_The request:_
In the copy, keep every record exact and leave out all images.

Start of Input records

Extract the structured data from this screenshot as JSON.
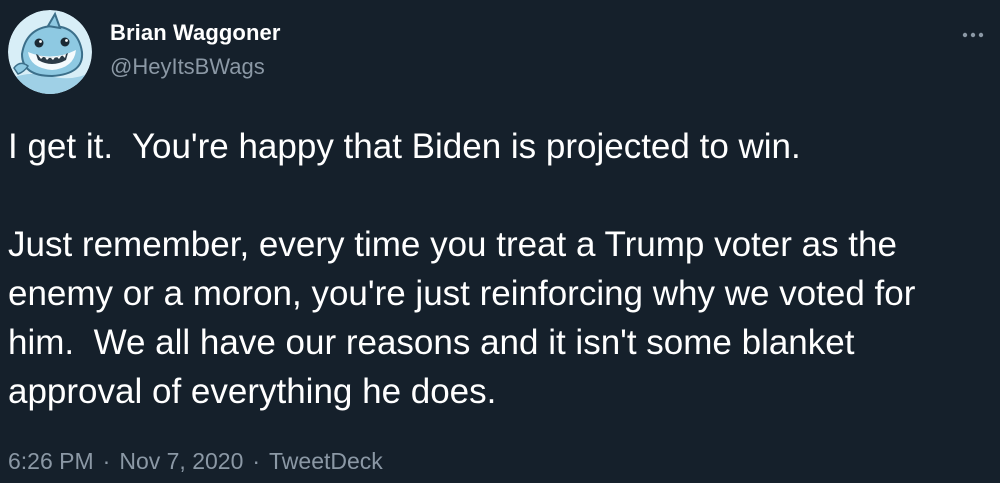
{
  "tweet": {
    "author": {
      "display_name": "Brian Waggoner",
      "handle": "@HeyItsBWags",
      "avatar_icon": "shark-cartoon-avatar"
    },
    "more_icon": "more-horizontal-icon",
    "paragraphs": [
      "I get it.  You're happy that Biden is projected to win.",
      "Just remember, every time you treat a Trump voter as the enemy or a moron, you're just reinforcing why we voted for him.  We all have our reasons and it isn't some blanket approval of everything he does."
    ],
    "meta": {
      "time": "6:26 PM",
      "date": "Nov 7, 2020",
      "source": "TweetDeck",
      "separator": "·"
    }
  },
  "colors": {
    "background": "#15202b",
    "text_primary": "#ffffff",
    "text_secondary": "#8b98a5"
  }
}
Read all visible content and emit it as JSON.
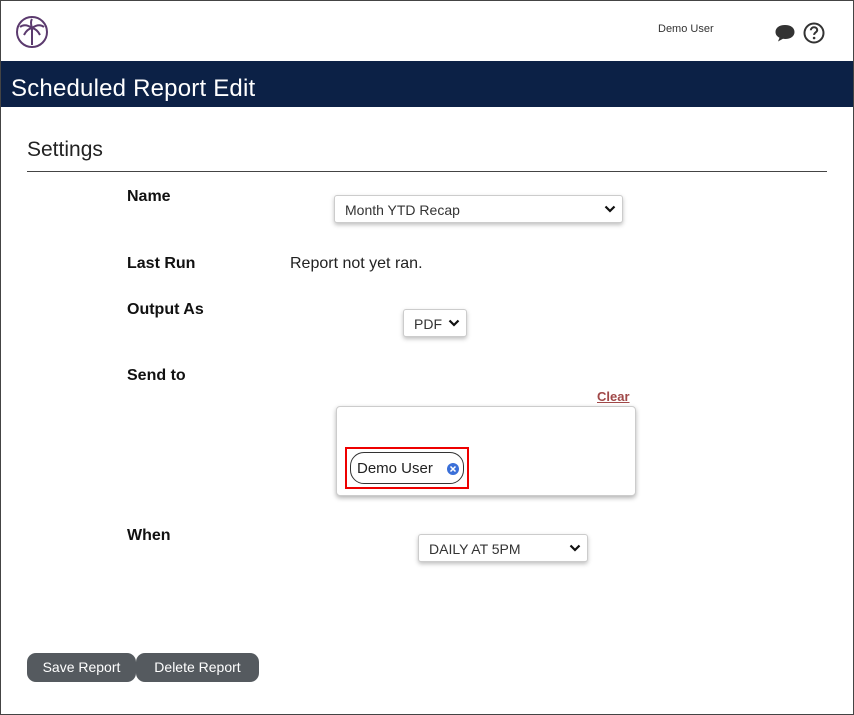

End of Input records

_Solution to this exercise:_
Extract the structured data from this screenshot as JSON.
{
  "tweet": {
    "author": {
      "display_name": "Brian Waggoner",
      "handle": "@HeyItsBWags",
      "avatar_icon": "shark-cartoon-avatar"
    },
    "more_icon": "more-horizontal-icon",
    "paragraphs": [
      "I get it.  You're happy that Biden is projected to win.",
      "Just remember, every time you treat a Trump voter as the enemy or a moron, you're just reinforcing why we voted for him.  We all have our reasons and it isn't some blanket approval of everything he does."
    ],
    "meta": {
      "time": "6:26 PM",
      "date": "Nov 7, 2020",
      "source": "TweetDeck",
      "separator": "·"
    }
  },
  "colors": {
    "background": "#15202b",
    "text_primary": "#ffffff",
    "text_secondary": "#8b98a5"
  }
}
Read all visible content and emit it as JSON.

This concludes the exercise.